**EXERCISE GOAL**.
Give the entries again exactly, every one of them.

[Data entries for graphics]

»»

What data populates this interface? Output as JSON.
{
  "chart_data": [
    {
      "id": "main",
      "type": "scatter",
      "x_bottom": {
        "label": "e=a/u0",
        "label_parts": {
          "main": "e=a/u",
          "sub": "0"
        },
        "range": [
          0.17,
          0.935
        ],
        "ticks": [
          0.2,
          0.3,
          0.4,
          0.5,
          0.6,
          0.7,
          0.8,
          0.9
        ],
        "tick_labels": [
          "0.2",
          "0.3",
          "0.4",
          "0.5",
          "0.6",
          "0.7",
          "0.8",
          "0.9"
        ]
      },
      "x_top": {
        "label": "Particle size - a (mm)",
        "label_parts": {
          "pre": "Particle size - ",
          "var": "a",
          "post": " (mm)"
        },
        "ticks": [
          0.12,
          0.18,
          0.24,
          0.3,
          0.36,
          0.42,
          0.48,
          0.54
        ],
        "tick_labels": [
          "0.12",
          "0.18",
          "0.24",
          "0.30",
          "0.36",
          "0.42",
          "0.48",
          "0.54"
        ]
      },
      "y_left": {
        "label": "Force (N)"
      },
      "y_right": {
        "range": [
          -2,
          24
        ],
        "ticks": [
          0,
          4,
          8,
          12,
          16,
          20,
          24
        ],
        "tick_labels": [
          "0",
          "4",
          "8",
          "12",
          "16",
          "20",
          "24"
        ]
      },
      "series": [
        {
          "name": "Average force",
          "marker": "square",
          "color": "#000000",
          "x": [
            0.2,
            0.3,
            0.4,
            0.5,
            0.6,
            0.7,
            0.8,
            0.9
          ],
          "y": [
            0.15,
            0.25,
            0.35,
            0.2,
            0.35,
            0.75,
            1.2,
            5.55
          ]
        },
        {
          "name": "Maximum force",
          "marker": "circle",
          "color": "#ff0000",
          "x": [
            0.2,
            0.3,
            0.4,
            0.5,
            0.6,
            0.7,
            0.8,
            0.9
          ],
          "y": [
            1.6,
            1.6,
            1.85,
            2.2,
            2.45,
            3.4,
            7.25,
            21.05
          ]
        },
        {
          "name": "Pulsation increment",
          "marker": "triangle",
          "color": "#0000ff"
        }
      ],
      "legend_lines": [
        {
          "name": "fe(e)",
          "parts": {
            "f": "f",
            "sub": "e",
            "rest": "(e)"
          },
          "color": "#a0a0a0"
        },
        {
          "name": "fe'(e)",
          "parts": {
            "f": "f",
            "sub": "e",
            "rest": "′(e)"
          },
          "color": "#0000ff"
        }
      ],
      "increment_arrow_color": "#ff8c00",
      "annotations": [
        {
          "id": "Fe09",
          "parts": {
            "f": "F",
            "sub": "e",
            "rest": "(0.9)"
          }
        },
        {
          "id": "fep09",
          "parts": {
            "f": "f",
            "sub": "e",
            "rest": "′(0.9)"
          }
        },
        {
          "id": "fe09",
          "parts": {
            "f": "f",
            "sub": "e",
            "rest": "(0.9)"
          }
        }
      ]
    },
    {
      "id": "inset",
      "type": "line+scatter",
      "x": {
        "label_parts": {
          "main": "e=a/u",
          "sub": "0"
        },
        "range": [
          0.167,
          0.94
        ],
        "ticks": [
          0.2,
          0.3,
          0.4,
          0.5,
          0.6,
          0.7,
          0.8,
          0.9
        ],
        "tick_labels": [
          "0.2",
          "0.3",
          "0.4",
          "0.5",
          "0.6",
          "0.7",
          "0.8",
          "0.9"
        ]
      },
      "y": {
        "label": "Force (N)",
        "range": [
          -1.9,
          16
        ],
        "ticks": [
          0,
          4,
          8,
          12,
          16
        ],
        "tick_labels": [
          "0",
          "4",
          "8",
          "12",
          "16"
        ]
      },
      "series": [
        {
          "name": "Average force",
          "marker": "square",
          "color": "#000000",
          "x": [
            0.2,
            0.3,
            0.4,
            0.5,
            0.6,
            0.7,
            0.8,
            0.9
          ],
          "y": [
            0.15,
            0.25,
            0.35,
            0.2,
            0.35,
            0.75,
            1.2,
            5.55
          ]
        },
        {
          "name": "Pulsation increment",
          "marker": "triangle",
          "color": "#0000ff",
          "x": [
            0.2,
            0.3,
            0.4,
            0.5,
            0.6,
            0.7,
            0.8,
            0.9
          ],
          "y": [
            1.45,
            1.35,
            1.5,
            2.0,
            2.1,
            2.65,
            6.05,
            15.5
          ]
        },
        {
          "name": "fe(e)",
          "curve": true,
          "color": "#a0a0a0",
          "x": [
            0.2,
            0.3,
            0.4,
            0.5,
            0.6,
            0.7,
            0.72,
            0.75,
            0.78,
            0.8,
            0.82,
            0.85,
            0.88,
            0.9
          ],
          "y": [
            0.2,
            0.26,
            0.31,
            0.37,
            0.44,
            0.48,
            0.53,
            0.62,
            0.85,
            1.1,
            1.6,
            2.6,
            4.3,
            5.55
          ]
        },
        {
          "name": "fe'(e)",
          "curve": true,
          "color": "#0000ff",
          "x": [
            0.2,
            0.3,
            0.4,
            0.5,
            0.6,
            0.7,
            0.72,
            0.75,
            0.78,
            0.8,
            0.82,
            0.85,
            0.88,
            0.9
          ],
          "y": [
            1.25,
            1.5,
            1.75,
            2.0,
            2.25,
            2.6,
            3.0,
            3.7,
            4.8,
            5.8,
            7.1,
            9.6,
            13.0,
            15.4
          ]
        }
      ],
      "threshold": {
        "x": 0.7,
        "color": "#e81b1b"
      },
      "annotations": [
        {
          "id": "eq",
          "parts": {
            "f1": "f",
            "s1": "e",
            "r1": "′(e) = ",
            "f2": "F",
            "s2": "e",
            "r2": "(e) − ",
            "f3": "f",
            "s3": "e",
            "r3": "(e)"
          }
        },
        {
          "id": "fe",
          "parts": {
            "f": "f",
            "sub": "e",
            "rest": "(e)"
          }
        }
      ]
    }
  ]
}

««

**RESULT OF THE TASK**.
What data populates this interface? Output as JSON.
{
  "chart_data": [
    {
      "id": "main",
      "type": "scatter",
      "x_bottom": {
        "label": "e=a/u0",
        "label_parts": {
          "main": "e=a/u",
          "sub": "0"
        },
        "range": [
          0.17,
          0.935
        ],
        "ticks": [
          0.2,
          0.3,
          0.4,
          0.5,
          0.6,
          0.7,
          0.8,
          0.9
        ],
        "tick_labels": [
          "0.2",
          "0.3",
          "0.4",
          "0.5",
          "0.6",
          "0.7",
          "0.8",
          "0.9"
        ]
      },
      "x_top": {
        "label": "Particle size - a (mm)",
        "label_parts": {
          "pre": "Particle size - ",
          "var": "a",
          "post": " (mm)"
        },
        "ticks": [
          0.12,
          0.18,
          0.24,
          0.3,
          0.36,
          0.42,
          0.48,
          0.54
        ],
        "tick_labels": [
          "0.12",
          "0.18",
          "0.24",
          "0.30",
          "0.36",
          "0.42",
          "0.48",
          "0.54"
        ]
      },
      "y_left": {
        "label": "Force (N)"
      },
      "y_right": {
        "range": [
          -2,
          24
        ],
        "ticks": [
          0,
          4,
          8,
          12,
          16,
          20,
          24
        ],
        "tick_labels": [
          "0",
          "4",
          "8",
          "12",
          "16",
          "20",
          "24"
        ]
      },
      "series": [
        {
          "name": "Average force",
          "marker": "square",
          "color": "#000000",
          "x": [
            0.2,
            0.3,
            0.4,
            0.5,
            0.6,
            0.7,
            0.8,
            0.9
          ],
          "y": [
            0.15,
            0.25,
            0.35,
            0.2,
            0.35,
            0.75,
            1.2,
            5.55
          ]
        },
        {
          "name": "Maximum force",
          "marker": "circle",
          "color": "#ff0000",
          "x": [
            0.2,
            0.3,
            0.4,
            0.5,
            0.6,
            0.7,
            0.8,
            0.9
          ],
          "y": [
            1.6,
            1.6,
            1.85,
            2.2,
            2.45,
            3.4,
            7.25,
            21.05
          ]
        },
        {
          "name": "Pulsation increment",
          "marker": "triangle",
          "color": "#0000ff"
        }
      ],
      "legend_lines": [
        {
          "name": "fe(e)",
          "parts": {
            "f": "f",
            "sub": "e",
            "rest": "(e)"
          },
          "color": "#a0a0a0"
        },
        {
          "name": "fe'(e)",
          "parts": {
            "f": "f",
            "sub": "e",
            "rest": "′(e)"
          },
          "color": "#0000ff"
        }
      ],
      "increment_arrow_color": "#ff8c00",
      "annotations": [
        {
          "id": "Fe09",
          "parts": {
            "f": "F",
            "sub": "e",
            "rest": "(0.9)"
          }
        },
        {
          "id": "fep09",
          "parts": {
            "f": "f",
            "sub": "e",
            "rest": "′(0.9)"
          }
        },
        {
          "id": "fe09",
          "parts": {
            "f": "f",
            "sub": "e",
            "rest": "(0.9)"
          }
        }
      ]
    },
    {
      "id": "inset",
      "type": "line+scatter",
      "x": {
        "label_parts": {
          "main": "e=a/u",
          "sub": "0"
        },
        "range": [
          0.167,
          0.94
        ],
        "ticks": [
          0.2,
          0.3,
          0.4,
          0.5,
          0.6,
          0.7,
          0.8,
          0.9
        ],
        "tick_labels": [
          "0.2",
          "0.3",
          "0.4",
          "0.5",
          "0.6",
          "0.7",
          "0.8",
          "0.9"
        ]
      },
      "y": {
        "label": "Force (N)",
        "range": [
          -1.9,
          16
        ],
        "ticks": [
          0,
          4,
          8,
          12,
          16
        ],
        "tick_labels": [
          "0",
          "4",
          "8",
          "12",
          "16"
        ]
      },
      "series": [
        {
          "name": "Average force",
          "marker": "square",
          "color": "#000000",
          "x": [
            0.2,
            0.3,
            0.4,
            0.5,
            0.6,
            0.7,
            0.8,
            0.9
          ],
          "y": [
            0.15,
            0.25,
            0.35,
            0.2,
            0.35,
            0.75,
            1.2,
            5.55
          ]
        },
        {
          "name": "Pulsation increment",
          "marker": "triangle",
          "color": "#0000ff",
          "x": [
            0.2,
            0.3,
            0.4,
            0.5,
            0.6,
            0.7,
            0.8,
            0.9
          ],
          "y": [
            1.45,
            1.35,
            1.5,
            2.0,
            2.1,
            2.65,
            6.05,
            15.5
          ]
        },
        {
          "name": "fe(e)",
          "curve": true,
          "color": "#a0a0a0",
          "x": [
            0.2,
            0.3,
            0.4,
            0.5,
            0.6,
            0.7,
            0.72,
            0.75,
            0.78,
            0.8,
            0.82,
            0.85,
            0.88,
            0.9
          ],
          "y": [
            0.2,
            0.26,
            0.31,
            0.37,
            0.44,
            0.48,
            0.53,
            0.62,
            0.85,
            1.1,
            1.6,
            2.6,
            4.3,
            5.55
          ]
        },
        {
          "name": "fe'(e)",
          "curve": true,
          "color": "#0000ff",
          "x": [
            0.2,
            0.3,
            0.4,
            0.5,
            0.6,
            0.7,
            0.72,
            0.75,
            0.78,
            0.8,
            0.82,
            0.85,
            0.88,
            0.9
          ],
          "y": [
            1.25,
            1.5,
            1.75,
            2.0,
            2.25,
            2.6,
            3.0,
            3.7,
            4.8,
            5.8,
            7.1,
            9.6,
            13.0,
            15.4
          ]
        }
      ],
      "threshold": {
        "x": 0.7,
        "color": "#e81b1b"
      },
      "annotations": [
        {
          "id": "eq",
          "parts": {
            "f1": "f",
            "s1": "e",
            "r1": "′(e) = ",
            "f2": "F",
            "s2": "e",
            "r2": "(e) − ",
            "f3": "f",
            "s3": "e",
            "r3": "(e)"
          }
        },
        {
          "id": "fe",
          "parts": {
            "f": "f",
            "sub": "e",
            "rest": "(e)"
          }
        }
      ]
    }
  ]
}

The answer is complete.